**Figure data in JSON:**
━━━━━━━━━━━━━━━━━━━━
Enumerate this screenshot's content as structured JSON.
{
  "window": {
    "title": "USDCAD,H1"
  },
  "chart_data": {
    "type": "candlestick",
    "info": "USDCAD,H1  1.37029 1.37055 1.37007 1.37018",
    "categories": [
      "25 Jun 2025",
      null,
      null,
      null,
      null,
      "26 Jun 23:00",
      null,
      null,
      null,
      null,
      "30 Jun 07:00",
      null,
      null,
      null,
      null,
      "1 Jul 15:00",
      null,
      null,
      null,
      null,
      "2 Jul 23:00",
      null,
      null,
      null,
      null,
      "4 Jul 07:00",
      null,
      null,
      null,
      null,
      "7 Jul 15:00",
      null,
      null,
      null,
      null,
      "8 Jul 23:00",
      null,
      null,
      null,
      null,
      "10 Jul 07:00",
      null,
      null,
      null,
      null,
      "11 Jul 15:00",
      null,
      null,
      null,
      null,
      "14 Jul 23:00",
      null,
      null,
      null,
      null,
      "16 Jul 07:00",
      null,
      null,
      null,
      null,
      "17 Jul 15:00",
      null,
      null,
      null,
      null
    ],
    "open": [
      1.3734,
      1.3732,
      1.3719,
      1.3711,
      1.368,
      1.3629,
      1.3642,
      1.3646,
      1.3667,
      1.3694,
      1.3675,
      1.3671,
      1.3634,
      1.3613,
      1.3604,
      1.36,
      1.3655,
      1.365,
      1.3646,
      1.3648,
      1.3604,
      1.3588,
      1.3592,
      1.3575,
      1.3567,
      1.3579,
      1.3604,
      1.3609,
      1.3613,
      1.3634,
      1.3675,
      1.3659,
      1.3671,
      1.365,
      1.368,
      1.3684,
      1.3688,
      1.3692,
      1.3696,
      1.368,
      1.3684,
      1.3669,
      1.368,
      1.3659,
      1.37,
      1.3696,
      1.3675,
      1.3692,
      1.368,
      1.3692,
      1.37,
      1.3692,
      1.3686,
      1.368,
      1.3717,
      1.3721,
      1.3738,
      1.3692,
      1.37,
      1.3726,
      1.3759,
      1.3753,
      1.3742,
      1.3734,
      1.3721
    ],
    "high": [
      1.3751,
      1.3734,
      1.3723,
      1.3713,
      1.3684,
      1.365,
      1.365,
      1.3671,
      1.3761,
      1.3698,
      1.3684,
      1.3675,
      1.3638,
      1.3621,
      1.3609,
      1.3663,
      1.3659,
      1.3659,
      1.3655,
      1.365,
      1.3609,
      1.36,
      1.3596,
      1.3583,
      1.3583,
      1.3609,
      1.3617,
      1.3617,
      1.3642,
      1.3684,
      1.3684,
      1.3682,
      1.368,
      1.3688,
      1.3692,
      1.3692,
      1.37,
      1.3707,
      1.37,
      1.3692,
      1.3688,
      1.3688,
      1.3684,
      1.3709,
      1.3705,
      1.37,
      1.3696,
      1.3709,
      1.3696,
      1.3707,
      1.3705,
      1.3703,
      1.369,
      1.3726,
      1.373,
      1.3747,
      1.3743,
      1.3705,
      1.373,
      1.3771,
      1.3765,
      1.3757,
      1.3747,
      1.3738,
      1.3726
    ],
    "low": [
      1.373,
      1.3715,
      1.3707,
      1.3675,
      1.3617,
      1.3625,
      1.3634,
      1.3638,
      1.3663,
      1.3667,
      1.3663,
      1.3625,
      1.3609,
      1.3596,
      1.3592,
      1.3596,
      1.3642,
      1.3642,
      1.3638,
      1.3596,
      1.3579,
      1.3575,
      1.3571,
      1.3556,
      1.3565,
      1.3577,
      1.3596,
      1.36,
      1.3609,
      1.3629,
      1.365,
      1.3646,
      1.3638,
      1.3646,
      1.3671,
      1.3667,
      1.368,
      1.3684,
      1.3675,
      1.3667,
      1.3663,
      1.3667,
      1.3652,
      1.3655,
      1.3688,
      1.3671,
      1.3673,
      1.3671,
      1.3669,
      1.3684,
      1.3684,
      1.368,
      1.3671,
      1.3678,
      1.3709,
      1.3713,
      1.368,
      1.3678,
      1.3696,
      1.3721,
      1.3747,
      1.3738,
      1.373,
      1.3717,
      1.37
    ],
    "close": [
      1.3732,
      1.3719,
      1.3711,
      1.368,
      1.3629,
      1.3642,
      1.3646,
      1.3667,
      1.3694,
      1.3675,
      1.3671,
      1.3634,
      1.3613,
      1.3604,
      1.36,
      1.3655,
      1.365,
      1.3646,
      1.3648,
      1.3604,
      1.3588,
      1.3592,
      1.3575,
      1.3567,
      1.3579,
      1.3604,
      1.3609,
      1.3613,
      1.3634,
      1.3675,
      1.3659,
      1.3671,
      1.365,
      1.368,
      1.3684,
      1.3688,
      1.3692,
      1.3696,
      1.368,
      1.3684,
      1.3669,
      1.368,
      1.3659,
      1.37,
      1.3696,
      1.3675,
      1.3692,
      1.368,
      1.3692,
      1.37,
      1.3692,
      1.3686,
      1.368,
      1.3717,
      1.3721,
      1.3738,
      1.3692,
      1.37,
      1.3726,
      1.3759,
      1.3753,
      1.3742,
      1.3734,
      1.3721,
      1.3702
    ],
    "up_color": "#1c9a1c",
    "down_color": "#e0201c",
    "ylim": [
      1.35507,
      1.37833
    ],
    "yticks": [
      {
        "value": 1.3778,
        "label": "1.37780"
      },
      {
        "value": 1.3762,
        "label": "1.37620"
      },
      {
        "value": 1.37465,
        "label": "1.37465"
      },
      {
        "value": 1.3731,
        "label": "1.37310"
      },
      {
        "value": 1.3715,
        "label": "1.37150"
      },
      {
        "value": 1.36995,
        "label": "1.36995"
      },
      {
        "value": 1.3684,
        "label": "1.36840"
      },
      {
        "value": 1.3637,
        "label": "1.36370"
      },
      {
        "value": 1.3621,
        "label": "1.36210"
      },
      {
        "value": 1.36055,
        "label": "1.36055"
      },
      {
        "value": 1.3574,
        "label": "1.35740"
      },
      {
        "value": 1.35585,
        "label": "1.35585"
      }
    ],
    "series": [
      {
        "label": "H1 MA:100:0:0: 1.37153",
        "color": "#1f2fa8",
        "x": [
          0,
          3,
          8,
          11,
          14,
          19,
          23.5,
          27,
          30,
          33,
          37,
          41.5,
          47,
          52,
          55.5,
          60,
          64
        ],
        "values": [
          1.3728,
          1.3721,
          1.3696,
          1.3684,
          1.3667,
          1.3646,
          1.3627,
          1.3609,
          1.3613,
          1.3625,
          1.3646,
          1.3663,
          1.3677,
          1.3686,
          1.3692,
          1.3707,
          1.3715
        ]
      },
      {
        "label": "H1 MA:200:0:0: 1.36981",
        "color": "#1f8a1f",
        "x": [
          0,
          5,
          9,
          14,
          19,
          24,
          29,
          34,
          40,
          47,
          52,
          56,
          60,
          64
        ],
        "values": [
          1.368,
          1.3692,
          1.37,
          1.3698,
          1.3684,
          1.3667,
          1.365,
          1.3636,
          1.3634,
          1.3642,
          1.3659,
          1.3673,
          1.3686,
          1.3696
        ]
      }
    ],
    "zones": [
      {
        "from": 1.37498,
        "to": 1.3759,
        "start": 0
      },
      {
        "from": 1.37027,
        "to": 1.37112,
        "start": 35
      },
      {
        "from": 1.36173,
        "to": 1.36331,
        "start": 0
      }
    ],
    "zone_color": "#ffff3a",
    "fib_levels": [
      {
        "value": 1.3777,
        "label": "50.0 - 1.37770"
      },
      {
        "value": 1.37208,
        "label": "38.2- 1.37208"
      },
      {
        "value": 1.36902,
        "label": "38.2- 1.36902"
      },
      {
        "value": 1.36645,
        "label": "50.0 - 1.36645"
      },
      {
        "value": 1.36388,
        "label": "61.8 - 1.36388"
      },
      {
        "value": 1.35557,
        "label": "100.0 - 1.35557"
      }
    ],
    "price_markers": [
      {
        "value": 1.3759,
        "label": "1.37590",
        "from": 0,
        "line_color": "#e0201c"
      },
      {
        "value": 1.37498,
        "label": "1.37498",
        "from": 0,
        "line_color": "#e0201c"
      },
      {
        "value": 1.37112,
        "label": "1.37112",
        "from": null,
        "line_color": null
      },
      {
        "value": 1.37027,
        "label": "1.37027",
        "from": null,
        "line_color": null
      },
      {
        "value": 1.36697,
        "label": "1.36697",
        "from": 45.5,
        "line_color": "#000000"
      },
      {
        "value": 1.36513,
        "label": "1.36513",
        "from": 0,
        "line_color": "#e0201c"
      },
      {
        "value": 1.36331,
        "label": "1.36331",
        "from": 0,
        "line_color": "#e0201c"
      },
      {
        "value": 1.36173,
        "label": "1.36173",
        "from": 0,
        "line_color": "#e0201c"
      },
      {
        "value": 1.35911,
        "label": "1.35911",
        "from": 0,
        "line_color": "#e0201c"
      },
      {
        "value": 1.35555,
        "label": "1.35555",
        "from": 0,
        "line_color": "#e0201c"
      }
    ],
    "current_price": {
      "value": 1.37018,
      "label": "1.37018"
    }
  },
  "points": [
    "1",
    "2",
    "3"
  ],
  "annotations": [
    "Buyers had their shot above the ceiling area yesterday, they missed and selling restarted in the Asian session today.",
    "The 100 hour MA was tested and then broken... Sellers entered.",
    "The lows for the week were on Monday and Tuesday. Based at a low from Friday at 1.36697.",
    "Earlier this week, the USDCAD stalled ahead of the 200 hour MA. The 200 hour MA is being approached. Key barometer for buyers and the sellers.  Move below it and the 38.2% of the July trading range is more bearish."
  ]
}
━━━━━━━━━━━━━━━━━━━━
**Short task:** Lines containing the string "hour" are to be selected and copied.

**Answer for this exercise:**
    "The 100 hour MA was tested and then broken... Sellers entered.",
    "Earlier this week, the USDCAD stalled ahead of the 200 hour MA. The 200 hour MA is being approached. Key barometer for buyers and the sellers.  Move below it and the 38.2% of the July trading range is more bearish."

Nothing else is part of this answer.